Dataset records:
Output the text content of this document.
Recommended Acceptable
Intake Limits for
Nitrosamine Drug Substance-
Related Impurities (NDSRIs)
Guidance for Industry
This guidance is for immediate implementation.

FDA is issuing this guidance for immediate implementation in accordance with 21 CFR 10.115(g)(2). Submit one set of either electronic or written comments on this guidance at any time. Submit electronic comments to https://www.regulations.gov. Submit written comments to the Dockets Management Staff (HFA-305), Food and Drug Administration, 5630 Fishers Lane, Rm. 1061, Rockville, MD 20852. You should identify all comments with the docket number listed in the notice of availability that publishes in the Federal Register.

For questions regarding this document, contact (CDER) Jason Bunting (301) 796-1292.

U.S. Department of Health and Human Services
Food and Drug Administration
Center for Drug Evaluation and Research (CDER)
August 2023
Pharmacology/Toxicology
--
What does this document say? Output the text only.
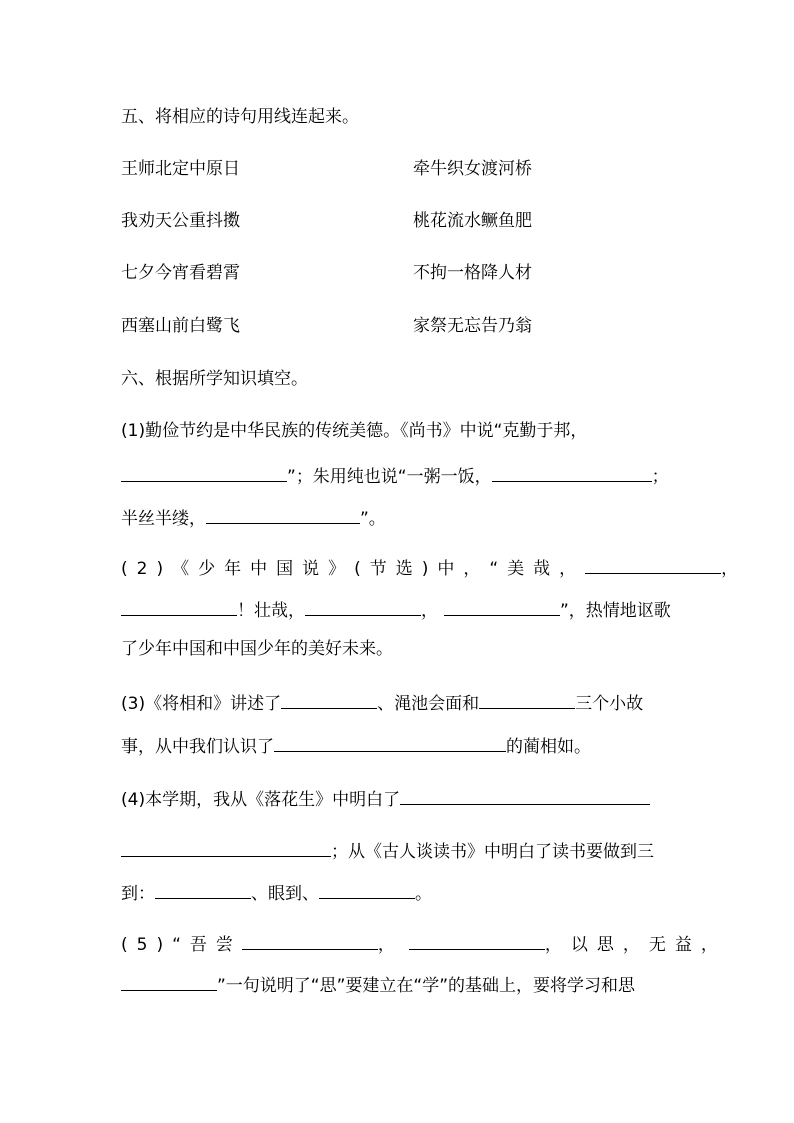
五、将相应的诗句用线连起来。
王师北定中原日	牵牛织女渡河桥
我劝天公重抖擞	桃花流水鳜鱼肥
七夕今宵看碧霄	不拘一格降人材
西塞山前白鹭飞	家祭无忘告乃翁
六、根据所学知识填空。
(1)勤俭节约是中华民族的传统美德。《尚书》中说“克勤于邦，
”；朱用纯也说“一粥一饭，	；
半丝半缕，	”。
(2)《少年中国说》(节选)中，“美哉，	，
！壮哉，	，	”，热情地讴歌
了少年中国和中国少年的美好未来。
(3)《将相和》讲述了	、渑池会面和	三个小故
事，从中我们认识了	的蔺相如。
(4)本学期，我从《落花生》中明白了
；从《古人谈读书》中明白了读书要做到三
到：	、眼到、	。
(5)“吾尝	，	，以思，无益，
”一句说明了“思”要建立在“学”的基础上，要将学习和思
* * *
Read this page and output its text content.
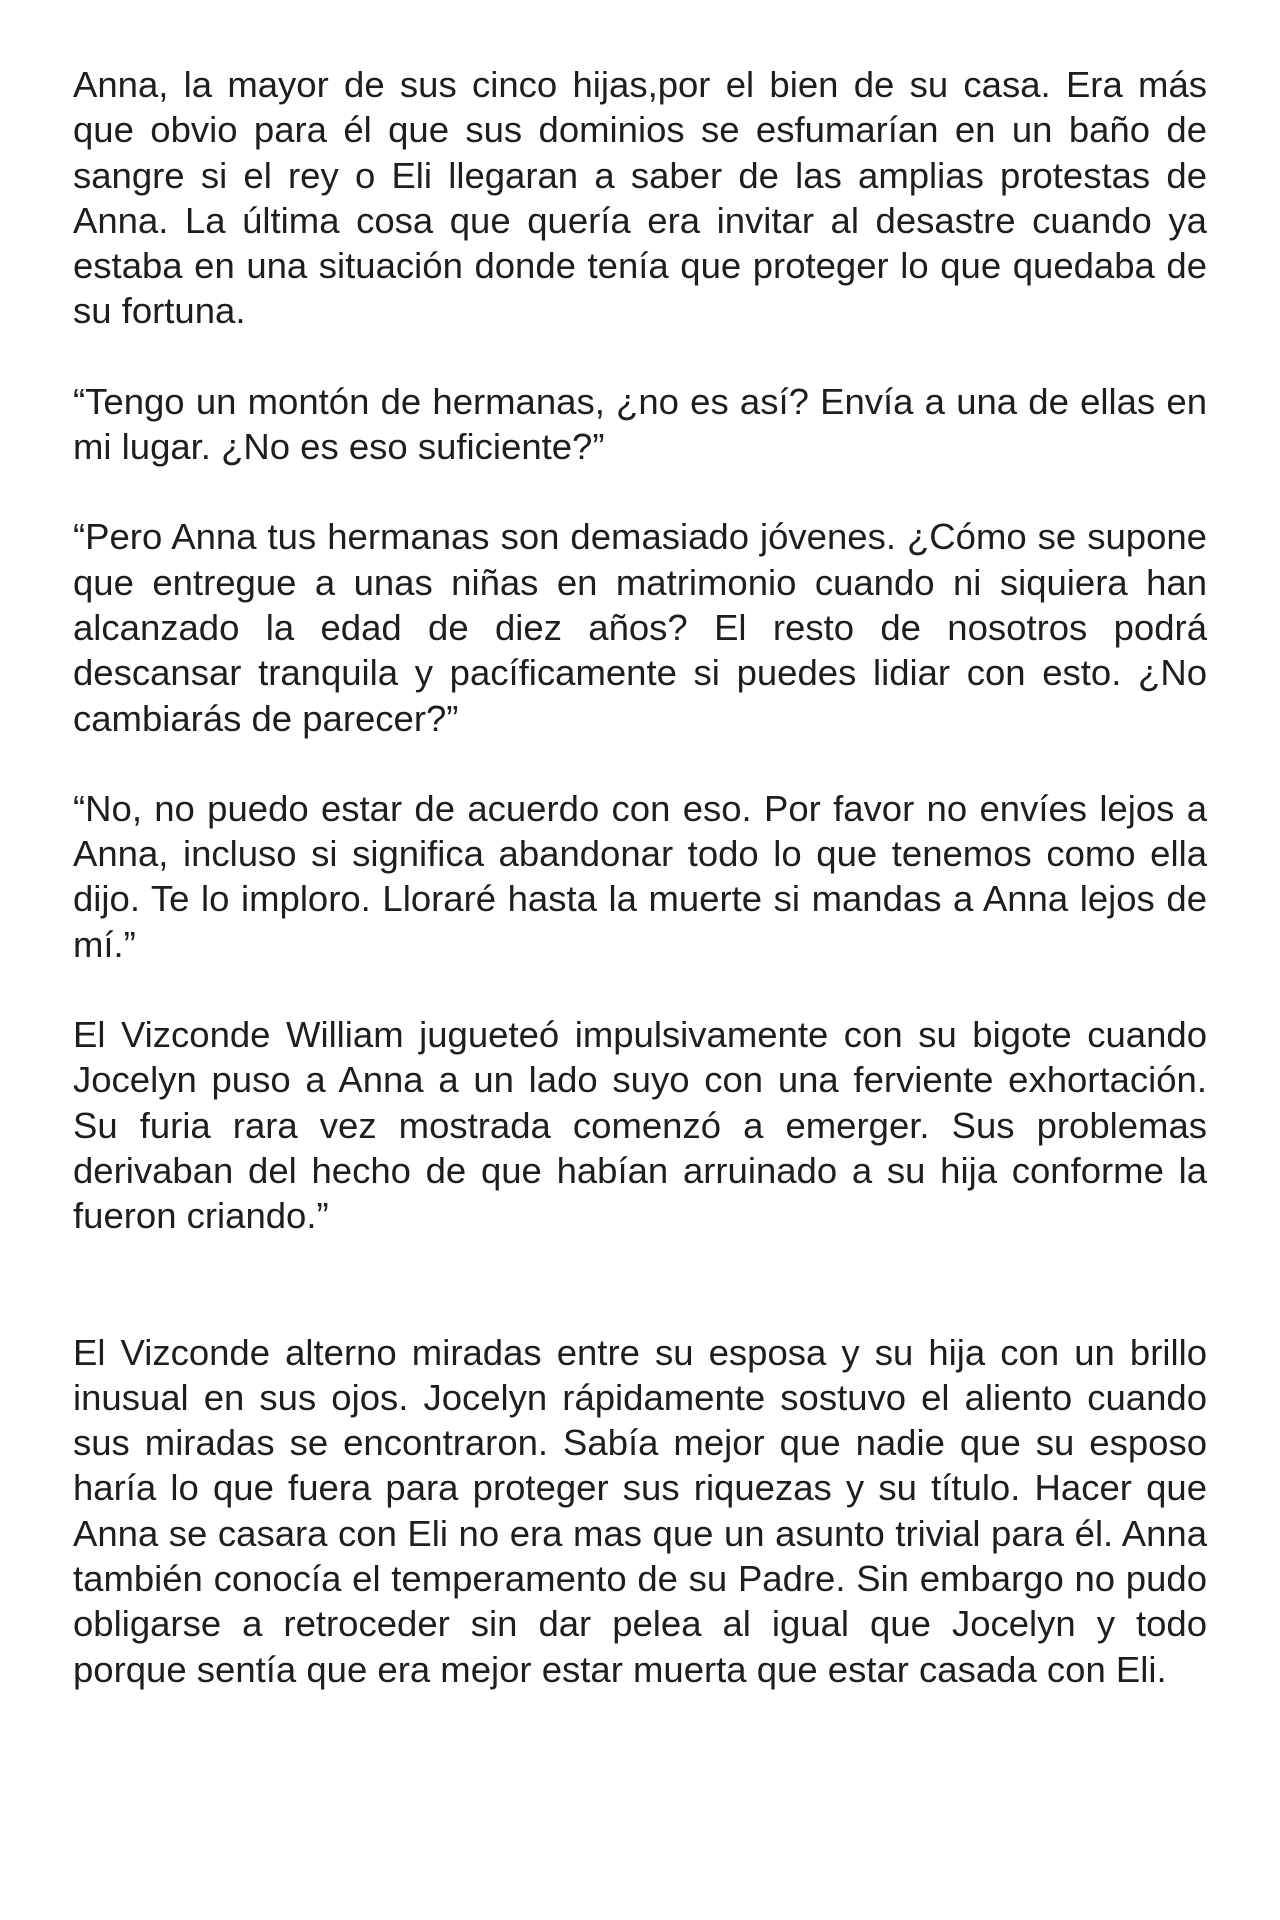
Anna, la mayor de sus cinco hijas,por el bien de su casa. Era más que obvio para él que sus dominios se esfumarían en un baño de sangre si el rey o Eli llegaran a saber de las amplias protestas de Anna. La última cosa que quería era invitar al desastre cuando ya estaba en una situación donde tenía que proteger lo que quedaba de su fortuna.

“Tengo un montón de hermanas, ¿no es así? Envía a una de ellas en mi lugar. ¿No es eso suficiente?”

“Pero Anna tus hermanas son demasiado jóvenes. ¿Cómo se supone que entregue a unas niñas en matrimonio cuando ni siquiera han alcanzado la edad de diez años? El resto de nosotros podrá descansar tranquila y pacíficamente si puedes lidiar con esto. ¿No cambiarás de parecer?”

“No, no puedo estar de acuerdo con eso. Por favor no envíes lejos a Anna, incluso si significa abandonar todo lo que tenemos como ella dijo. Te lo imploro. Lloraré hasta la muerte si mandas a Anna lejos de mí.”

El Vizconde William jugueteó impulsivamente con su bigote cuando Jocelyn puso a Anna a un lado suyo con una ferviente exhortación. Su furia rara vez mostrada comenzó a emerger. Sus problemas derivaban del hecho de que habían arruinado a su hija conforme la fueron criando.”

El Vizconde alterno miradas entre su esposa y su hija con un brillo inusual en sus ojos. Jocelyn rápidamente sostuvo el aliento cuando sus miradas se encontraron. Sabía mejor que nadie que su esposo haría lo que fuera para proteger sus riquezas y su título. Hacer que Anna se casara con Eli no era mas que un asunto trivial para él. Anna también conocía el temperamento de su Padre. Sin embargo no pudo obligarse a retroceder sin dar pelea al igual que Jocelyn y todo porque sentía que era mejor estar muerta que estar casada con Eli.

INSTRUCTION
Collect the lines of the records that include the string "hermanas".

RIGHT ANSWER
“Tengo un montón de hermanas, ¿no es así? Envía a una de ellas en mi lugar. ¿No es eso suficiente?”
“Pero Anna tus hermanas son demasiado jóvenes. ¿Cómo se supone que entregue a unas niñas en matrimonio cuando ni siquiera han alcanzado la edad de diez años? El resto de nosotros podrá descansar tranquila y pacíficamente si puedes lidiar con esto. ¿No cambiarás de parecer?”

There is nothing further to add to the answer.